Determine which lines of the records include the word "ACTIVIDAD", and copy them.

(Dataset items)
****
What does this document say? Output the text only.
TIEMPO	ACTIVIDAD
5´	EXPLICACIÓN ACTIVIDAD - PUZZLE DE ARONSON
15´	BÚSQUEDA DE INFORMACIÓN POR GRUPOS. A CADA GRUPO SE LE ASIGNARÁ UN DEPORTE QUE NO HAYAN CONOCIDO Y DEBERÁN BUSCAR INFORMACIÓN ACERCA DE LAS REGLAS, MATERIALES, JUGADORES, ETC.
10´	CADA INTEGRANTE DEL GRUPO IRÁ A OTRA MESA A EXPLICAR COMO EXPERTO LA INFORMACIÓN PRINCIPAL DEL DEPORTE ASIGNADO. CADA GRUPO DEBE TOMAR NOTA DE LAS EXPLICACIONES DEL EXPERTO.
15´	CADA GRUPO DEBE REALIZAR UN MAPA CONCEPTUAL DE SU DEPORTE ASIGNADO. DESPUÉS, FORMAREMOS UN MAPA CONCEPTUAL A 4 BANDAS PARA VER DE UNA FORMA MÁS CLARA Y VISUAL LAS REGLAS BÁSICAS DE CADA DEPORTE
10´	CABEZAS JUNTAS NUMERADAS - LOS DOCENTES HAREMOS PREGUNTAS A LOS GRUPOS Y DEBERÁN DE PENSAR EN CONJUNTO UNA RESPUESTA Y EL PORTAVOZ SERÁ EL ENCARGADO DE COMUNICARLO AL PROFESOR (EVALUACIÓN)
****
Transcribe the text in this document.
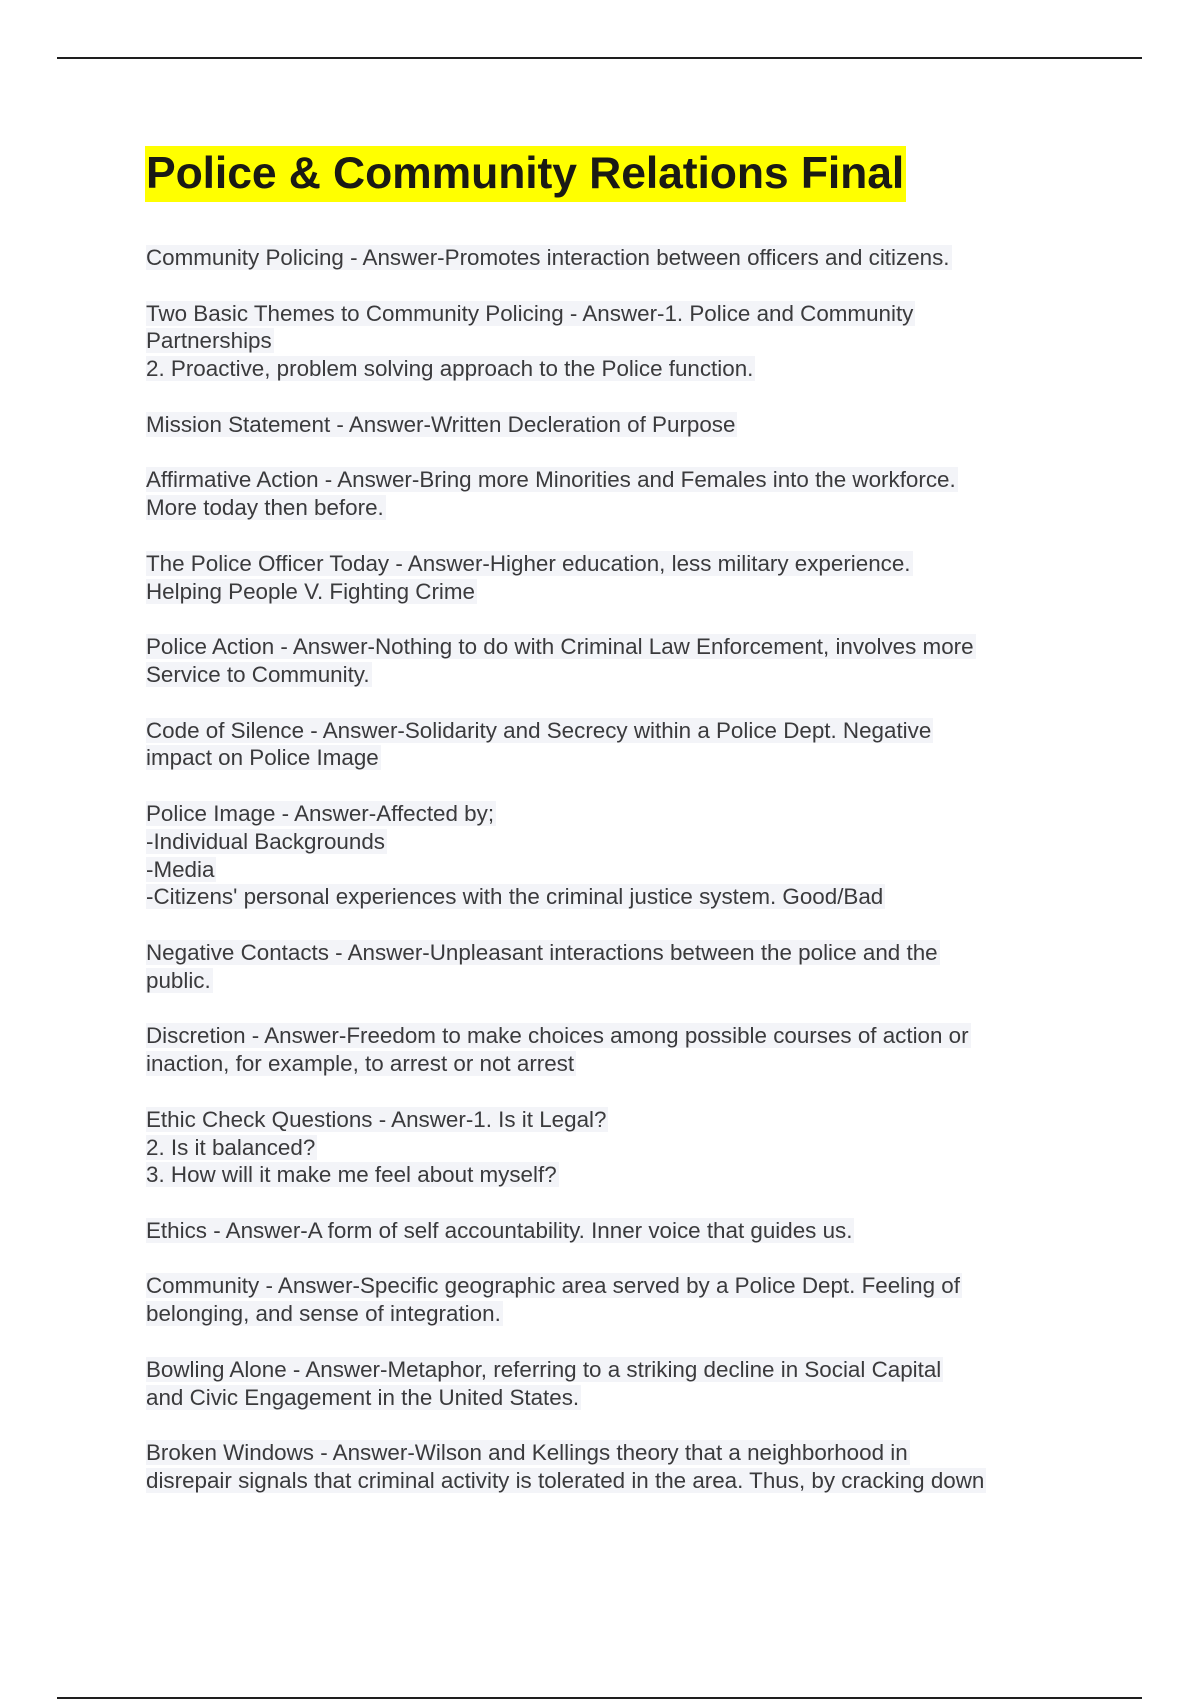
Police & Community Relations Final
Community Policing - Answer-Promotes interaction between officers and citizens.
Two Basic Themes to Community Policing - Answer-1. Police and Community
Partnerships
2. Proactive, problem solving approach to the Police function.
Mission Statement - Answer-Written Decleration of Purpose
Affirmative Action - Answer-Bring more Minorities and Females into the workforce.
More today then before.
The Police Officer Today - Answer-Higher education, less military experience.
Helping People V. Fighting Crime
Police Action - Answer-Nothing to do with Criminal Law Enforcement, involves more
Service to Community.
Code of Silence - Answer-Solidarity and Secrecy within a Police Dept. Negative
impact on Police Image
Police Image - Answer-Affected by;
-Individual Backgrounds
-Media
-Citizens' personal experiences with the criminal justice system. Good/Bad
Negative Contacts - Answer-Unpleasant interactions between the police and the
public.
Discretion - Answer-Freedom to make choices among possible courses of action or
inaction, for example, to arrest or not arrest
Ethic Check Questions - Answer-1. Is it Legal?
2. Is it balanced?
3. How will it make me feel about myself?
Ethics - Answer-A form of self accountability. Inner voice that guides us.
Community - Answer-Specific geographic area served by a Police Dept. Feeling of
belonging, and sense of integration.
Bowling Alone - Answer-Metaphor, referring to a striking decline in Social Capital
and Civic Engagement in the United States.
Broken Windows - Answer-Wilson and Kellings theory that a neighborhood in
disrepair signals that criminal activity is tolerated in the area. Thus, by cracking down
****
• Solution
TIEMPO	ACTIVIDAD
5´	EXPLICACIÓN ACTIVIDAD - PUZZLE DE ARONSON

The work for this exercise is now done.